Brief: Take every line where the string "background" appears and copy it.

Data extract:
— Begin —

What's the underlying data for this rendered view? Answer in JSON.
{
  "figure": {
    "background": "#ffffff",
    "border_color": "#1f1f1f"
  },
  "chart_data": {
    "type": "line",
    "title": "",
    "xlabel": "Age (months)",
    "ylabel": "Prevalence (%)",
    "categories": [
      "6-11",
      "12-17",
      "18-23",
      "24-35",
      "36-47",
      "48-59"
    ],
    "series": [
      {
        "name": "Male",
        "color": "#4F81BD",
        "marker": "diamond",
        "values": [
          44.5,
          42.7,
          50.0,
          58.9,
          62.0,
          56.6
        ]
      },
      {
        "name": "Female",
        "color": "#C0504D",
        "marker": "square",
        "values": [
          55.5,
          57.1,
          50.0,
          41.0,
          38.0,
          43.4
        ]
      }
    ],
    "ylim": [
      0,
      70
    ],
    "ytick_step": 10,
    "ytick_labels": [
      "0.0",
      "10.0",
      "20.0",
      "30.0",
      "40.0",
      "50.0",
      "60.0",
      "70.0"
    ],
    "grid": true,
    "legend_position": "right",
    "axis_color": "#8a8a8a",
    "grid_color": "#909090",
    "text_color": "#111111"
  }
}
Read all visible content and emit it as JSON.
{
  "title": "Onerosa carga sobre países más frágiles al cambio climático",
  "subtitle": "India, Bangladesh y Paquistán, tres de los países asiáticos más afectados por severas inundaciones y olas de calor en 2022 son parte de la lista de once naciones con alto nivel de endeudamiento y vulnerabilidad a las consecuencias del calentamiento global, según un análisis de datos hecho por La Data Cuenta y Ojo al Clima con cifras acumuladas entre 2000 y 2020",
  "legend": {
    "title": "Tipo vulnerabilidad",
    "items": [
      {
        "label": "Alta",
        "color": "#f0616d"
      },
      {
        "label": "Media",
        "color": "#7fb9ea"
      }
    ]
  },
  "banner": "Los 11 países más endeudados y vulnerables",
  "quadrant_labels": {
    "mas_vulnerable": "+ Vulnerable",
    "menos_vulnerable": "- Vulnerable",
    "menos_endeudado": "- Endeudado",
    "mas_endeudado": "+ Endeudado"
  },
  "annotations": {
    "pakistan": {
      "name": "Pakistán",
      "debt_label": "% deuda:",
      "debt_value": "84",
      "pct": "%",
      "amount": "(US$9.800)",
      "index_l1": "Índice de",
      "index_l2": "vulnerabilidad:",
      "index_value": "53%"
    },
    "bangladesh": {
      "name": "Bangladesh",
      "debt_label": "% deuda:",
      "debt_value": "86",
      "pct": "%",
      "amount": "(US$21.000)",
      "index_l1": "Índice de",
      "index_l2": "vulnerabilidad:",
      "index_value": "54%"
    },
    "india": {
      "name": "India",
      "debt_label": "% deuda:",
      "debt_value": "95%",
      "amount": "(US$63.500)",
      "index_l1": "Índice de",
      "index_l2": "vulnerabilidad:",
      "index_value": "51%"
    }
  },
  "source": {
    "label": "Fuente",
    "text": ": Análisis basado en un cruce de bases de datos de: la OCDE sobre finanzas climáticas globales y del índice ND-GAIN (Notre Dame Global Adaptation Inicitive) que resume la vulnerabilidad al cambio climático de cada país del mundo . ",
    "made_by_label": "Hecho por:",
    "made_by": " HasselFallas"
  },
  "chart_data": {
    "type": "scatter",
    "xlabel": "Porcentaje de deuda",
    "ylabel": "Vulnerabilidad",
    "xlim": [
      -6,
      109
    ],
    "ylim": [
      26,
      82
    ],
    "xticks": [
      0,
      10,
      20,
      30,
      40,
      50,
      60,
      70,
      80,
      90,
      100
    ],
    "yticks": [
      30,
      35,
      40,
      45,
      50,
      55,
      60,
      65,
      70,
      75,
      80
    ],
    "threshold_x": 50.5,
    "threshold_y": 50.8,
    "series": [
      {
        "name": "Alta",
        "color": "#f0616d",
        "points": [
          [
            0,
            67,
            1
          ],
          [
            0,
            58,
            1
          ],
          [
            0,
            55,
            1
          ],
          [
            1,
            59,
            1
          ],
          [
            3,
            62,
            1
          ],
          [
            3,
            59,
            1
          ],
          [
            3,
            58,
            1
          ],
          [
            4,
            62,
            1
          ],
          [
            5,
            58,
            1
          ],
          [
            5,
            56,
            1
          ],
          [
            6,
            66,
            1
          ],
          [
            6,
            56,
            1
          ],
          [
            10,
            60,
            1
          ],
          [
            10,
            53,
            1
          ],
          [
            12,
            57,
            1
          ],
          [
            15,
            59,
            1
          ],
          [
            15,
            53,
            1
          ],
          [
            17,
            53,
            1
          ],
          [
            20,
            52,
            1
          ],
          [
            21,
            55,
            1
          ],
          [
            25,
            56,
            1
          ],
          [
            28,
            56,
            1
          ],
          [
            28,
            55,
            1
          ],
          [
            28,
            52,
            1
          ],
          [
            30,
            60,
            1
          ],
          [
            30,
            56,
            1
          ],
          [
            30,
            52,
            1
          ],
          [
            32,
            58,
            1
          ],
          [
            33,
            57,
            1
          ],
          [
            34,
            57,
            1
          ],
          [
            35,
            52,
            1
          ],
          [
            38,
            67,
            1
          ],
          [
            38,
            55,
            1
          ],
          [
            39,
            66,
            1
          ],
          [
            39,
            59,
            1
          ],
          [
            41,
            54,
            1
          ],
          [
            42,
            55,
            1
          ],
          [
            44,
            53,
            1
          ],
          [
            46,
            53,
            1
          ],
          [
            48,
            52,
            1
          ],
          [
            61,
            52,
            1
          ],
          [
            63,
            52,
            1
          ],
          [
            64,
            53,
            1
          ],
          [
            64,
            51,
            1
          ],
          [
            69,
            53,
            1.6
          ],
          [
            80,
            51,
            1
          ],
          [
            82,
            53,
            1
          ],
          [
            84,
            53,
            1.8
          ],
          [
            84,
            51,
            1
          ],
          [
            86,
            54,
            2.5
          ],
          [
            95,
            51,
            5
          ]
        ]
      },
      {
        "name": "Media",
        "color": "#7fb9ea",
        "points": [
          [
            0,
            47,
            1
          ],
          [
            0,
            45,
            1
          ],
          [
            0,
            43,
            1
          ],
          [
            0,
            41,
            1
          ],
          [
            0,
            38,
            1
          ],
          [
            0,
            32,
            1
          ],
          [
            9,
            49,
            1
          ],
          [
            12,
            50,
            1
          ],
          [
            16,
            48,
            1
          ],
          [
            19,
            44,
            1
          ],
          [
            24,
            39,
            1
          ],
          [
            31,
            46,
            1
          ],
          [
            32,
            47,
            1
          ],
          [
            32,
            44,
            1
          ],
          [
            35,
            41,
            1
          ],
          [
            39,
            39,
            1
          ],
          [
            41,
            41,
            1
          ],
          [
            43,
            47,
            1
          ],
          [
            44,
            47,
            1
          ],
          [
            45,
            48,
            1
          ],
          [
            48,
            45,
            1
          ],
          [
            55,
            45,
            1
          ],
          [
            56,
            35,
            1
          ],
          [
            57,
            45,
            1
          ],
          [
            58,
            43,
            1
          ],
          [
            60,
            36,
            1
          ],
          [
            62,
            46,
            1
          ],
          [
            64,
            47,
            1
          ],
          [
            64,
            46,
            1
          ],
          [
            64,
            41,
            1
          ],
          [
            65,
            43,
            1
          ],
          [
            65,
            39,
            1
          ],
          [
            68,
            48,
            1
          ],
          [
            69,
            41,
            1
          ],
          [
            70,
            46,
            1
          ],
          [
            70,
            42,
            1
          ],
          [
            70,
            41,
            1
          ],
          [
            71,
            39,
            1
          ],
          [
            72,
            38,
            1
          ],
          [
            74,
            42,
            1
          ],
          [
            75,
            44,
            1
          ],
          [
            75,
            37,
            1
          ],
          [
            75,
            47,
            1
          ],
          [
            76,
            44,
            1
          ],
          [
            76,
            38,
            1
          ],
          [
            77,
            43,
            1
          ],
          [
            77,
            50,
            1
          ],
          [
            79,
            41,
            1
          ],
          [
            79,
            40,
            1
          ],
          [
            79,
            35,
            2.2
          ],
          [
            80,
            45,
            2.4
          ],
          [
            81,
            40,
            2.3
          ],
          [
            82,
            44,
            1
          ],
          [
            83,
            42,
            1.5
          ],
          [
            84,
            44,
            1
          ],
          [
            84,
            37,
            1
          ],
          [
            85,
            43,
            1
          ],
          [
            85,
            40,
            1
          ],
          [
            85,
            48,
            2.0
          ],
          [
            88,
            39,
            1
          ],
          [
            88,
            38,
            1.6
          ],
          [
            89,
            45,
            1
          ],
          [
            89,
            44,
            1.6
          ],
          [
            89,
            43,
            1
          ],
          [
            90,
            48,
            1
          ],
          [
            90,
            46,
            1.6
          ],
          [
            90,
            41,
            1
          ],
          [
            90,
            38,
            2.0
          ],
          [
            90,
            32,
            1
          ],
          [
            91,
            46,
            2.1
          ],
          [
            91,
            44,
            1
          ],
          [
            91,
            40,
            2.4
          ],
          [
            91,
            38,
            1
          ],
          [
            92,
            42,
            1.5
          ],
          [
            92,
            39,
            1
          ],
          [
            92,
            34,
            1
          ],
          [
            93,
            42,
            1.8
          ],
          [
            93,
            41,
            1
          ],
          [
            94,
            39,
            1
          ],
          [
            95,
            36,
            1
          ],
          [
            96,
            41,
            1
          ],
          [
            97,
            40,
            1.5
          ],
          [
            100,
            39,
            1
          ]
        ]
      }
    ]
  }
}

— End —
— Begin —

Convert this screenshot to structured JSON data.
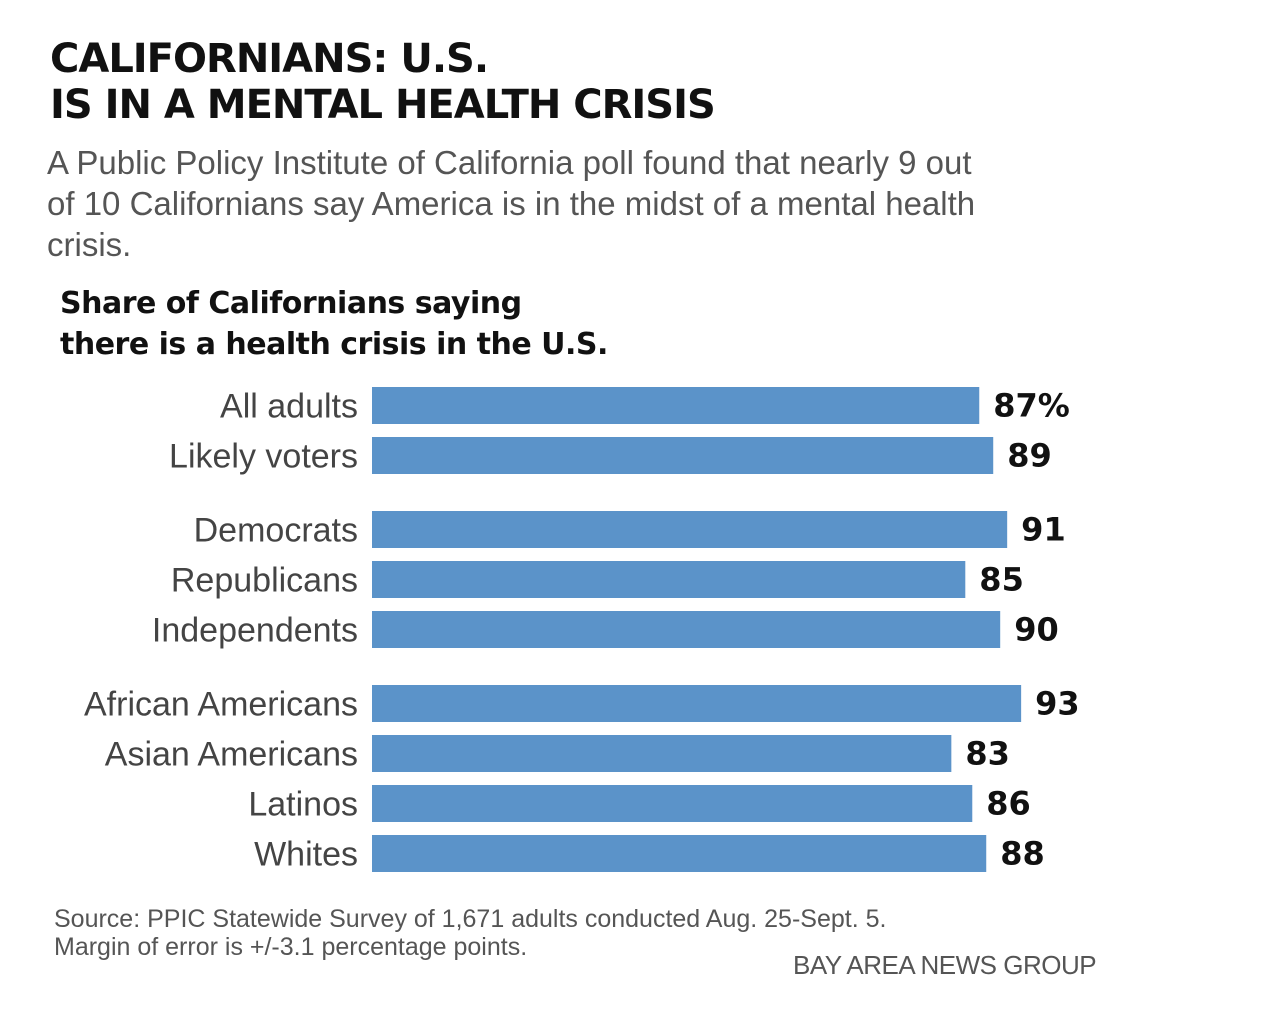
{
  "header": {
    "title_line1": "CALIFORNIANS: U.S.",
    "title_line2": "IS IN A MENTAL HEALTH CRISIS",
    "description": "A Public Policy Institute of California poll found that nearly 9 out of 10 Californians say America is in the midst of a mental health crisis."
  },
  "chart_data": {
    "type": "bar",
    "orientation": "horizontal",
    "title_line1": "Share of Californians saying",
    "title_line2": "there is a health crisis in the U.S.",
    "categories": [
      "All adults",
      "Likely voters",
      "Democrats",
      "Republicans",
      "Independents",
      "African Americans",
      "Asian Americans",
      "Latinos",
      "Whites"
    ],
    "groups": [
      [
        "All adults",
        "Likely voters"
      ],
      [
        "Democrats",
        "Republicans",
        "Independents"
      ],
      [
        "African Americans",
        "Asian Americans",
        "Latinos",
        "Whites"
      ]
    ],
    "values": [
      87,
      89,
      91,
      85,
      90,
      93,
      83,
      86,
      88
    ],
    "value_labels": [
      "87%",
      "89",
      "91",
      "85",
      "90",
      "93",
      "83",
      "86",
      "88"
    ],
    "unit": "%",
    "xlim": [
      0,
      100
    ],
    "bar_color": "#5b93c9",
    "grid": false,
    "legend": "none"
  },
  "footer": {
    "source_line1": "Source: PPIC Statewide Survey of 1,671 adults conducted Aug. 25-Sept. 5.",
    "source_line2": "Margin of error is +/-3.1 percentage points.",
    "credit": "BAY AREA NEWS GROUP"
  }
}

— End —
— Begin —

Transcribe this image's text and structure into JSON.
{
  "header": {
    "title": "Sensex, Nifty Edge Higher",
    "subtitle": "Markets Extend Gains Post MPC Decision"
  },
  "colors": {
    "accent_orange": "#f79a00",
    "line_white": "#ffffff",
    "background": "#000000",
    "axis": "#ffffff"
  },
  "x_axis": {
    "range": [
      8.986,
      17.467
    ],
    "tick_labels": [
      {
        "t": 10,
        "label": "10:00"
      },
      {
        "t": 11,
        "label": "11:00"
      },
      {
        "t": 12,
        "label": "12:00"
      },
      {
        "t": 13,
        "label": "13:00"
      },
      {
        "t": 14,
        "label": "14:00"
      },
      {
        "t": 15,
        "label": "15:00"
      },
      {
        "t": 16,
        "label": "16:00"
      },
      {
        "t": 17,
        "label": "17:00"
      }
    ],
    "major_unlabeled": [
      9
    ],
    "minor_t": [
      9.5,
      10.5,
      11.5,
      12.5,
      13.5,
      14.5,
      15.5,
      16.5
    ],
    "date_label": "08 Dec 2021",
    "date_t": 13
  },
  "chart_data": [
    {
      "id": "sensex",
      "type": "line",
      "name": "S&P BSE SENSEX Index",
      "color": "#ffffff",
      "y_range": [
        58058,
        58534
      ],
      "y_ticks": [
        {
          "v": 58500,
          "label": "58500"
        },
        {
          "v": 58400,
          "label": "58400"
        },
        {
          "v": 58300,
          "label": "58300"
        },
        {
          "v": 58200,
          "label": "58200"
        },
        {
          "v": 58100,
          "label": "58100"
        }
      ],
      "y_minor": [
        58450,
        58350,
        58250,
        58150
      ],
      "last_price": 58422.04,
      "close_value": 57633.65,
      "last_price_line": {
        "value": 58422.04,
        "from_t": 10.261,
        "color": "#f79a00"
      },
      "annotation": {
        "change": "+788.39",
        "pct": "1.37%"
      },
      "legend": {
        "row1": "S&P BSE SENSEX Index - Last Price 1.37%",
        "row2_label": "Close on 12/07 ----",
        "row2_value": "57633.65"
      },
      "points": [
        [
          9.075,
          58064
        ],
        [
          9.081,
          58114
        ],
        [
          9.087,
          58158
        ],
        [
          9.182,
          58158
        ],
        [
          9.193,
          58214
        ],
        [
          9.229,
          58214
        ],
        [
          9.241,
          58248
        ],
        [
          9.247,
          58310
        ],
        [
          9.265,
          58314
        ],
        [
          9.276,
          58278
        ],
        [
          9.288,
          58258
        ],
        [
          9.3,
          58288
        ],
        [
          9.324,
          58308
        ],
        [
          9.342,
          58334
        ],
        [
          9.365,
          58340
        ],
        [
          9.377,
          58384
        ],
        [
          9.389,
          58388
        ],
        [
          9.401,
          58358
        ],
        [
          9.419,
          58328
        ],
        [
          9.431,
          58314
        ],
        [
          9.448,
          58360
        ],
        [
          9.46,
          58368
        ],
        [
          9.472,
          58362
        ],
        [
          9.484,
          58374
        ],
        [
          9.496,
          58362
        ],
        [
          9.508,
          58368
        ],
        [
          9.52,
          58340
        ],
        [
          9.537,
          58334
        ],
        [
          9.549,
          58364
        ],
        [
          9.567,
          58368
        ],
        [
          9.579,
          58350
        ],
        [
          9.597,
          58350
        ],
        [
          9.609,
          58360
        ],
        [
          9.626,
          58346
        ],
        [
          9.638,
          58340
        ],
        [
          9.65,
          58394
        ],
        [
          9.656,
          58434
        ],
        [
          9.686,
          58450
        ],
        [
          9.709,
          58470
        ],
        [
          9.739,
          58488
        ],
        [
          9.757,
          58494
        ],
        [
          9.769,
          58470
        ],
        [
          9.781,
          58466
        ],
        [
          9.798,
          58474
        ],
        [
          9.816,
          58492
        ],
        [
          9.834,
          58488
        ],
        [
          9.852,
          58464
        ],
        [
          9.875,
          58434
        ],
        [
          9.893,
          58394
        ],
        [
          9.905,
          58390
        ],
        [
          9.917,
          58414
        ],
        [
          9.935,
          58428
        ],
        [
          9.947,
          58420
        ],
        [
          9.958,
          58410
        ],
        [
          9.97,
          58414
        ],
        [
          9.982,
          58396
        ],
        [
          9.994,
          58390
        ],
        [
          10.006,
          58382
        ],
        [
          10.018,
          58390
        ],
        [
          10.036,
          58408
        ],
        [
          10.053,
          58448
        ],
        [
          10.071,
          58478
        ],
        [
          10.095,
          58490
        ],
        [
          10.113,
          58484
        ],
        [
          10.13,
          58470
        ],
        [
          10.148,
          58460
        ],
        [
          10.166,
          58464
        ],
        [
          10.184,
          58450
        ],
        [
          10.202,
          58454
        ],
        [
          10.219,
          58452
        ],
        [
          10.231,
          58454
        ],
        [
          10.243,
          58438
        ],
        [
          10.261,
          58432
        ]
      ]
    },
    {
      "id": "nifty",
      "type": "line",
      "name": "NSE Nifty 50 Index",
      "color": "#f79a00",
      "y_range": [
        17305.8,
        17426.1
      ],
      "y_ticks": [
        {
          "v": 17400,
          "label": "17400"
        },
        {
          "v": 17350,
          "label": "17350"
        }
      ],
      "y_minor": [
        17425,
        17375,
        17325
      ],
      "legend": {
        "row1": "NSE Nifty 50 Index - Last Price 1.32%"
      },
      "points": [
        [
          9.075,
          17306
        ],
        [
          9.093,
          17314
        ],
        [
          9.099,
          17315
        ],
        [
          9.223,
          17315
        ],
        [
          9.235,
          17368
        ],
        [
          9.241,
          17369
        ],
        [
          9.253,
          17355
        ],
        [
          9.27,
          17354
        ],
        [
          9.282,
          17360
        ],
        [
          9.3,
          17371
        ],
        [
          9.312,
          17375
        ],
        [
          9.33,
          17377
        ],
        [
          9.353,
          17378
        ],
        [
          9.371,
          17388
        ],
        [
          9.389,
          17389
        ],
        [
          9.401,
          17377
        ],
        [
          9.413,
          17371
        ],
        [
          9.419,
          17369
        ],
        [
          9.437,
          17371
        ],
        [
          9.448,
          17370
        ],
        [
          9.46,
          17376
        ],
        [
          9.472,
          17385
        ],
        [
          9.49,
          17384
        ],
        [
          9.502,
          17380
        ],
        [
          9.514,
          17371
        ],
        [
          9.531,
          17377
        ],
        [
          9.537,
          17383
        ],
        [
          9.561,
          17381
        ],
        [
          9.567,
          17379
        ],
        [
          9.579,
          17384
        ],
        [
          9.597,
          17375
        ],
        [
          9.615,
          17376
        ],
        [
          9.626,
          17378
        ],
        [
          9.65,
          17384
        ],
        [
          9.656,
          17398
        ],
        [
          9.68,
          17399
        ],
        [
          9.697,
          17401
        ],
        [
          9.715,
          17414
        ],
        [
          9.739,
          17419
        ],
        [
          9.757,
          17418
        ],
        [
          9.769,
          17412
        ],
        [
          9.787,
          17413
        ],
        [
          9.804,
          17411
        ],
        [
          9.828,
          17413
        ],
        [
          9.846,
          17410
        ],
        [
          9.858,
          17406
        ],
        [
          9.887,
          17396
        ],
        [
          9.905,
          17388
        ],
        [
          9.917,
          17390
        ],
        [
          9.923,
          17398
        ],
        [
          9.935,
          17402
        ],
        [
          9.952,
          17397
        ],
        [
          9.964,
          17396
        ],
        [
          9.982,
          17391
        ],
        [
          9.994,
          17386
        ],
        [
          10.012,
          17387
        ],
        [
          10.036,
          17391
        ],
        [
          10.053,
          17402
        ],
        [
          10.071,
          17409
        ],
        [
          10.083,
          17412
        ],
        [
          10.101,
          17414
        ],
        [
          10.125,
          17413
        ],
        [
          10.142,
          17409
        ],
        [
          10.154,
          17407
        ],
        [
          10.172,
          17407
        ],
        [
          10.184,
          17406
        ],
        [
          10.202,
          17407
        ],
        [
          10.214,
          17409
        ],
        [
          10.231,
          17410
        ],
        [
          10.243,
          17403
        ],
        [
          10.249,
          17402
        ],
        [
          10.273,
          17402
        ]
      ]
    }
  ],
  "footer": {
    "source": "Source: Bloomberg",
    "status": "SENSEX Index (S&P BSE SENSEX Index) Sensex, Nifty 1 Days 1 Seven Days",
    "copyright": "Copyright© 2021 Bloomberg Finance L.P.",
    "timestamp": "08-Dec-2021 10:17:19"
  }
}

— End —

Result:
    "background": "#ffffff",
    "background": "#000000",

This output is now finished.